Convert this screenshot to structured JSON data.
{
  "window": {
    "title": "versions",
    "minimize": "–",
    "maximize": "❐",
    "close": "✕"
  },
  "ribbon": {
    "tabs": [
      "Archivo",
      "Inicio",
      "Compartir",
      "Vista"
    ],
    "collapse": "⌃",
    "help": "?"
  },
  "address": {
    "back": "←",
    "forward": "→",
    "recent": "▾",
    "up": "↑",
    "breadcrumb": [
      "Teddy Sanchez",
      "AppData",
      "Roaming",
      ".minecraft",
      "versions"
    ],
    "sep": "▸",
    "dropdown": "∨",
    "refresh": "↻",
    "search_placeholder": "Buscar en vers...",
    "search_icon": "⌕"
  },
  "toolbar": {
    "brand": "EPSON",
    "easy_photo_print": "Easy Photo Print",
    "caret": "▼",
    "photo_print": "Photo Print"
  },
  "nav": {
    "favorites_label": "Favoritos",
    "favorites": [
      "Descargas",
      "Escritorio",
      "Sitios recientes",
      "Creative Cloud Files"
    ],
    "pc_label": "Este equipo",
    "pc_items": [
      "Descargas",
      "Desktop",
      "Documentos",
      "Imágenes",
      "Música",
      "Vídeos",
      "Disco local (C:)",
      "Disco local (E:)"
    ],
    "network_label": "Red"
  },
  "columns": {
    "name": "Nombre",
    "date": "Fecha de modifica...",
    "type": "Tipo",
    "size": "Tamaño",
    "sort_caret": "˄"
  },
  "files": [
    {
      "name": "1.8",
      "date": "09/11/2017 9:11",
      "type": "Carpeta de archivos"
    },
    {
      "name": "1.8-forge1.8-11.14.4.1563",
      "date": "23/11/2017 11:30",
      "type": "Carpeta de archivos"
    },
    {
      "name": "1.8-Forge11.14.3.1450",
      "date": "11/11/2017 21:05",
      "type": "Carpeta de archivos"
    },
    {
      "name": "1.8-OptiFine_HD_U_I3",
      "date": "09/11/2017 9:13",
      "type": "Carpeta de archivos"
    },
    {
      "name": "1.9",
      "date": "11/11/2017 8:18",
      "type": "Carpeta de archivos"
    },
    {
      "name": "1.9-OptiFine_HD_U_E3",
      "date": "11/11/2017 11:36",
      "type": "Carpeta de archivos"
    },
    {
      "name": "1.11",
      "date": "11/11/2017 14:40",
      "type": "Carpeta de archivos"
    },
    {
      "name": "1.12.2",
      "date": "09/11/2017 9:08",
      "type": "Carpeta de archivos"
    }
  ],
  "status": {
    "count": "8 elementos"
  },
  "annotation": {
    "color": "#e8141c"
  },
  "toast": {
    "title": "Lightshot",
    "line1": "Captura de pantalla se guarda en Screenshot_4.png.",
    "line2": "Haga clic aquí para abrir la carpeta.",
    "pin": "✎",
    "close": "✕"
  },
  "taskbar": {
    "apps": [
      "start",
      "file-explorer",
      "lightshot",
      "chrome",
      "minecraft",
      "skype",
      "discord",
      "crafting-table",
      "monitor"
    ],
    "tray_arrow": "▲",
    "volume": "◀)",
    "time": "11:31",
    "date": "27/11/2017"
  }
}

Task description: Every entry above should be retyped exactly as shown.

Result of the task:
Convert this screenshot to structured JSON data.
{
  "window": {
    "title": "versions",
    "minimize": "–",
    "maximize": "❐",
    "close": "✕"
  },
  "ribbon": {
    "tabs": [
      "Archivo",
      "Inicio",
      "Compartir",
      "Vista"
    ],
    "collapse": "⌃",
    "help": "?"
  },
  "address": {
    "back": "←",
    "forward": "→",
    "recent": "▾",
    "up": "↑",
    "breadcrumb": [
      "Teddy Sanchez",
      "AppData",
      "Roaming",
      ".minecraft",
      "versions"
    ],
    "sep": "▸",
    "dropdown": "∨",
    "refresh": "↻",
    "search_placeholder": "Buscar en vers...",
    "search_icon": "⌕"
  },
  "toolbar": {
    "brand": "EPSON",
    "easy_photo_print": "Easy Photo Print",
    "caret": "▼",
    "photo_print": "Photo Print"
  },
  "nav": {
    "favorites_label": "Favoritos",
    "favorites": [
      "Descargas",
      "Escritorio",
      "Sitios recientes",
      "Creative Cloud Files"
    ],
    "pc_label": "Este equipo",
    "pc_items": [
      "Descargas",
      "Desktop",
      "Documentos",
      "Imágenes",
      "Música",
      "Vídeos",
      "Disco local (C:)",
      "Disco local (E:)"
    ],
    "network_label": "Red"
  },
  "columns": {
    "name": "Nombre",
    "date": "Fecha de modifica...",
    "type": "Tipo",
    "size": "Tamaño",
    "sort_caret": "˄"
  },
  "files": [
    {
      "name": "1.8",
      "date": "09/11/2017 9:11",
      "type": "Carpeta de archivos"
    },
    {
      "name": "1.8-forge1.8-11.14.4.1563",
      "date": "23/11/2017 11:30",
      "type": "Carpeta de archivos"
    },
    {
      "name": "1.8-Forge11.14.3.1450",
      "date": "11/11/2017 21:05",
      "type": "Carpeta de archivos"
    },
    {
      "name": "1.8-OptiFine_HD_U_I3",
      "date": "09/11/2017 9:13",
      "type": "Carpeta de archivos"
    },
    {
      "name": "1.9",
      "date": "11/11/2017 8:18",
      "type": "Carpeta de archivos"
    },
    {
      "name": "1.9-OptiFine_HD_U_E3",
      "date": "11/11/2017 11:36",
      "type": "Carpeta de archivos"
    },
    {
      "name": "1.11",
      "date": "11/11/2017 14:40",
      "type": "Carpeta de archivos"
    },
    {
      "name": "1.12.2",
      "date": "09/11/2017 9:08",
      "type": "Carpeta de archivos"
    }
  ],
  "status": {
    "count": "8 elementos"
  },
  "annotation": {
    "color": "#e8141c"
  },
  "toast": {
    "title": "Lightshot",
    "line1": "Captura de pantalla se guarda en Screenshot_4.png.",
    "line2": "Haga clic aquí para abrir la carpeta.",
    "pin": "✎",
    "close": "✕"
  },
  "taskbar": {
    "apps": [
      "start",
      "file-explorer",
      "lightshot",
      "chrome",
      "minecraft",
      "skype",
      "discord",
      "crafting-table",
      "monitor"
    ],
    "tray_arrow": "▲",
    "volume": "◀)",
    "time": "11:31",
    "date": "27/11/2017"
  }
}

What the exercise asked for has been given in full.